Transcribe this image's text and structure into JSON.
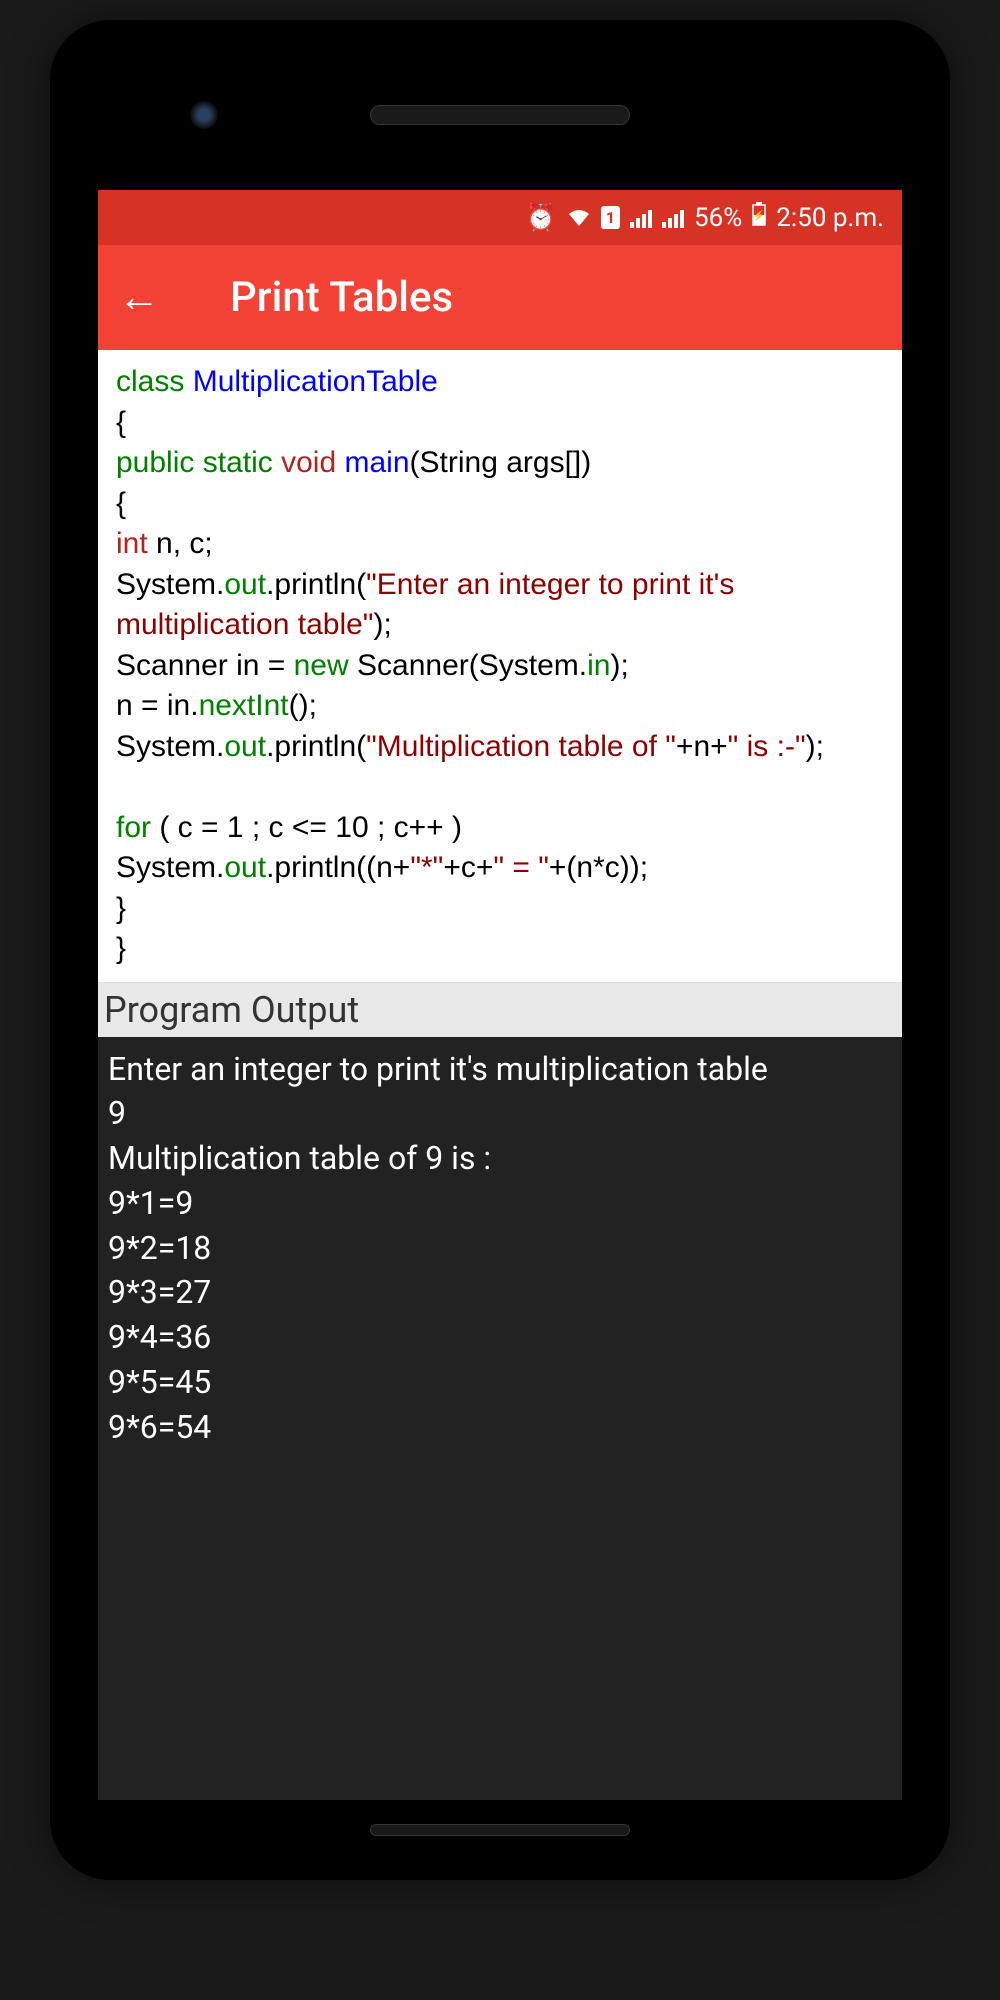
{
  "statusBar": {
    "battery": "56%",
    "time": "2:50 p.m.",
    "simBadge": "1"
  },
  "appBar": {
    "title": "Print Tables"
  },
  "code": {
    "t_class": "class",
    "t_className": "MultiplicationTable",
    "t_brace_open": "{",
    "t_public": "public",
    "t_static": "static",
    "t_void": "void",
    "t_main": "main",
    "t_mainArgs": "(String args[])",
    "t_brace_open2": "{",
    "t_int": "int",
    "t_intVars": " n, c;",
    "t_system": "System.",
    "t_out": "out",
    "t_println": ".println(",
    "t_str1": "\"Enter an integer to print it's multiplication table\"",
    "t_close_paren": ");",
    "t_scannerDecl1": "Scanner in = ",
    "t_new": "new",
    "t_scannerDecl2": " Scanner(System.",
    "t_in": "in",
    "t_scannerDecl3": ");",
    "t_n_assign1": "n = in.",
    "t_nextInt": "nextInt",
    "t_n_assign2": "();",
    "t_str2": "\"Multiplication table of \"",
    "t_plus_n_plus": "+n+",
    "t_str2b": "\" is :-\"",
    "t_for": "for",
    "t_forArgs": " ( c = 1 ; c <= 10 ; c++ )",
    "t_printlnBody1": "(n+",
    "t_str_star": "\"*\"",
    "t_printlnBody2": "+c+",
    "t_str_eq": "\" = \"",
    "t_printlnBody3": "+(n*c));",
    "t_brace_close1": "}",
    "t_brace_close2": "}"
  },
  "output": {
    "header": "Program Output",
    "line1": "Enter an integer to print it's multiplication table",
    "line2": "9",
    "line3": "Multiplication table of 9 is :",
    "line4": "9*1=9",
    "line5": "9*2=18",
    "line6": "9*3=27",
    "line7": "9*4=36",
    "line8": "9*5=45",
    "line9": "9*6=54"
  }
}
=====
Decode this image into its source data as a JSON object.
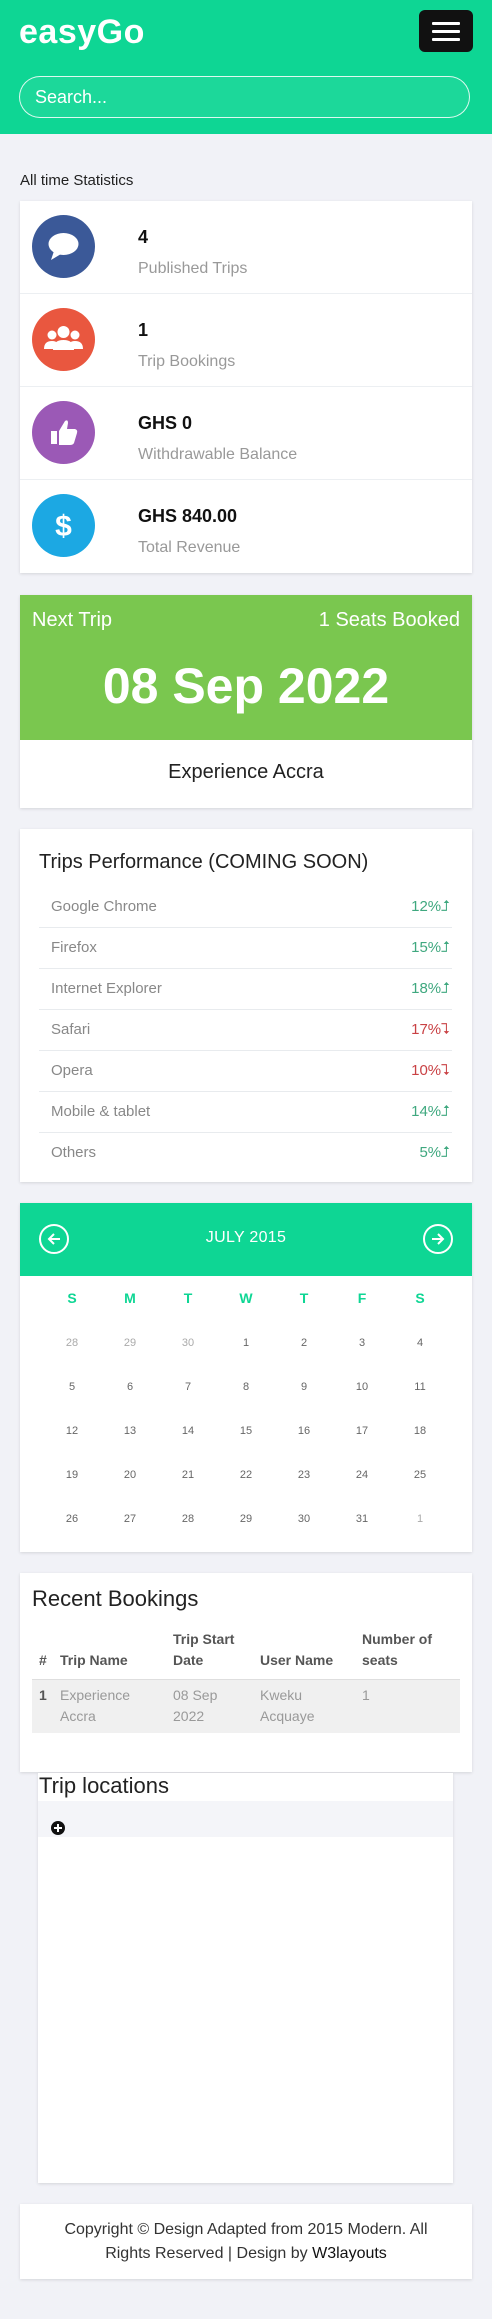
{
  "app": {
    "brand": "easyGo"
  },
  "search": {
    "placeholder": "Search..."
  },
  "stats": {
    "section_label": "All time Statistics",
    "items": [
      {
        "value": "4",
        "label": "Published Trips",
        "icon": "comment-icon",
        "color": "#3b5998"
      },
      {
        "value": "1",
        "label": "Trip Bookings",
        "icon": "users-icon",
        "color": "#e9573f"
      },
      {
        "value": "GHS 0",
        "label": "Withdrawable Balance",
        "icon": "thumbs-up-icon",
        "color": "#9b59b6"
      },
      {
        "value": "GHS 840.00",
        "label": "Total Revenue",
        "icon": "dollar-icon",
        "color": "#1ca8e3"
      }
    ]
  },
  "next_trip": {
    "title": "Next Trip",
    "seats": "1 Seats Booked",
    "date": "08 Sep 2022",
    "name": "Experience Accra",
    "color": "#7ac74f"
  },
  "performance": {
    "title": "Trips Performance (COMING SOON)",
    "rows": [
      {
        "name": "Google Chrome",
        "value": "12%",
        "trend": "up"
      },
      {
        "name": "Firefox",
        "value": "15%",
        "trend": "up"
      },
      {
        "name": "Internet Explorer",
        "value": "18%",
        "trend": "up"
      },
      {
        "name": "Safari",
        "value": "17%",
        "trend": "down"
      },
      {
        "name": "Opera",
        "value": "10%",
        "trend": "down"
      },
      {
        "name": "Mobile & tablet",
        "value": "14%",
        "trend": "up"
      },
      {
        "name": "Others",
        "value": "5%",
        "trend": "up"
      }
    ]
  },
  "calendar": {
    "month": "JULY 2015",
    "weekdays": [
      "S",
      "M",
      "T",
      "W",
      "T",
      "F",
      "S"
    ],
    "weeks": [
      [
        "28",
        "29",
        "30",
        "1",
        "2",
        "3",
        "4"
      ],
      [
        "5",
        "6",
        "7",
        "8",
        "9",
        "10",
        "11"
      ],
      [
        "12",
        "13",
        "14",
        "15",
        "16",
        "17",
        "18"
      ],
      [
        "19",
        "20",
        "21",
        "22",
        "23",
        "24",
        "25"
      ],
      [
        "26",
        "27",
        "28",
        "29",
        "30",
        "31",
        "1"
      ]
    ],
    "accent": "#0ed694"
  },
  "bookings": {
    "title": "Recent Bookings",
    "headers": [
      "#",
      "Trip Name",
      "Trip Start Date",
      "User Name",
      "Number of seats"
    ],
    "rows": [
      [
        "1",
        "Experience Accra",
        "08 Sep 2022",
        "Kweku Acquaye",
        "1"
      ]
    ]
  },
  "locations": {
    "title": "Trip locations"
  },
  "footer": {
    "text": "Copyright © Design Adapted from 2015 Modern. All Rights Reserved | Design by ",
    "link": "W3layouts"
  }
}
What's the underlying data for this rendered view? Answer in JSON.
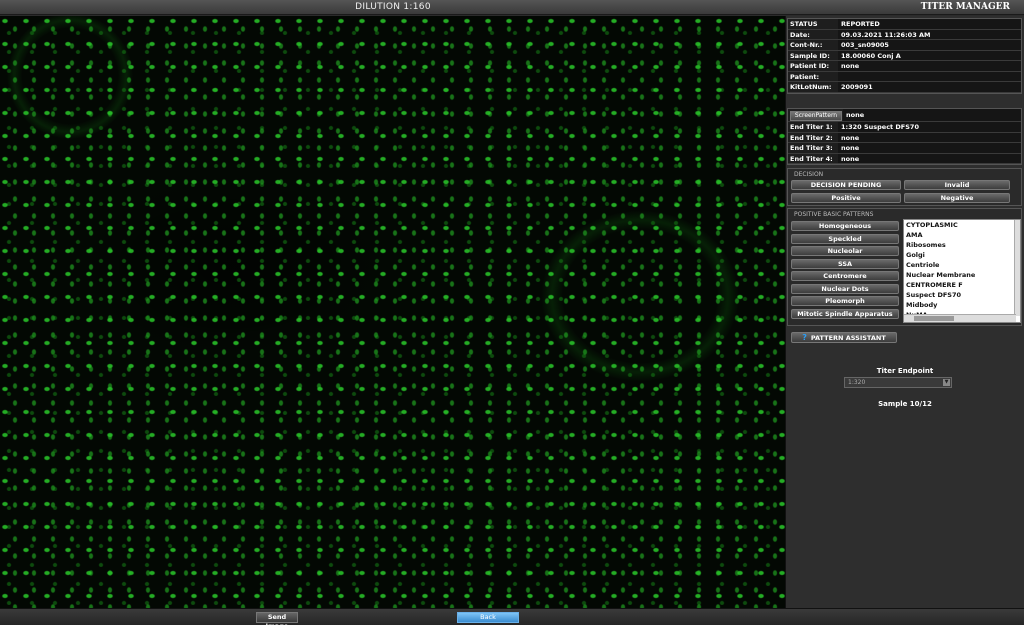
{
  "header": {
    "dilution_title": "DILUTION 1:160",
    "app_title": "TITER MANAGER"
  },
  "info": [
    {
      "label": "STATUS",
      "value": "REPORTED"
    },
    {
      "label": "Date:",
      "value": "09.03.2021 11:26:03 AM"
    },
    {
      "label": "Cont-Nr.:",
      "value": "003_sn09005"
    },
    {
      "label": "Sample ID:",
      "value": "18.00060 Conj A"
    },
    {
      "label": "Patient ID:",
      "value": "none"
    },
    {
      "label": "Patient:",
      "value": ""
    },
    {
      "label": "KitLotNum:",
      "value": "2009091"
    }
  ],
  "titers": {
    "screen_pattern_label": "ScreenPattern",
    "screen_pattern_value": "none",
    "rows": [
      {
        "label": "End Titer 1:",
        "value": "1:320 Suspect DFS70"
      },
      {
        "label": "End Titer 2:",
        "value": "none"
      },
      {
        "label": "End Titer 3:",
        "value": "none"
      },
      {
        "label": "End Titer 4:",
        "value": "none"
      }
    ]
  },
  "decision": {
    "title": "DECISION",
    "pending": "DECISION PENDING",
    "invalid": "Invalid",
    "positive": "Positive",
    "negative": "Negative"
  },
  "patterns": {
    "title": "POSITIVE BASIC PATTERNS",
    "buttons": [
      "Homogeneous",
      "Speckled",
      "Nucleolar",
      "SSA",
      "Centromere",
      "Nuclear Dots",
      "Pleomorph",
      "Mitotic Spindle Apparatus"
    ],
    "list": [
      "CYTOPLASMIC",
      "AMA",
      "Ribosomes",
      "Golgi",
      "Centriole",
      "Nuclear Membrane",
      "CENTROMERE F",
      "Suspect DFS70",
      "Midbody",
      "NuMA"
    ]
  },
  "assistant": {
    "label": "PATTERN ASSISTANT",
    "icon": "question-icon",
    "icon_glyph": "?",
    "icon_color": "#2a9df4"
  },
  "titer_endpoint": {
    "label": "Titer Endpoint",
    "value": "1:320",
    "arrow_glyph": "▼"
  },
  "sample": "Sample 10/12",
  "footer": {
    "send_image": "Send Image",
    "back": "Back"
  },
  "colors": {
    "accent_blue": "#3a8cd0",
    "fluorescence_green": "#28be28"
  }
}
=====
### YOUR TASK
Keep only those lines of the records that hold "time", and return them.

### ANSWER TO THE TASK
    "time": "2:50 p.m.",
    "section_label": "All time Statistics",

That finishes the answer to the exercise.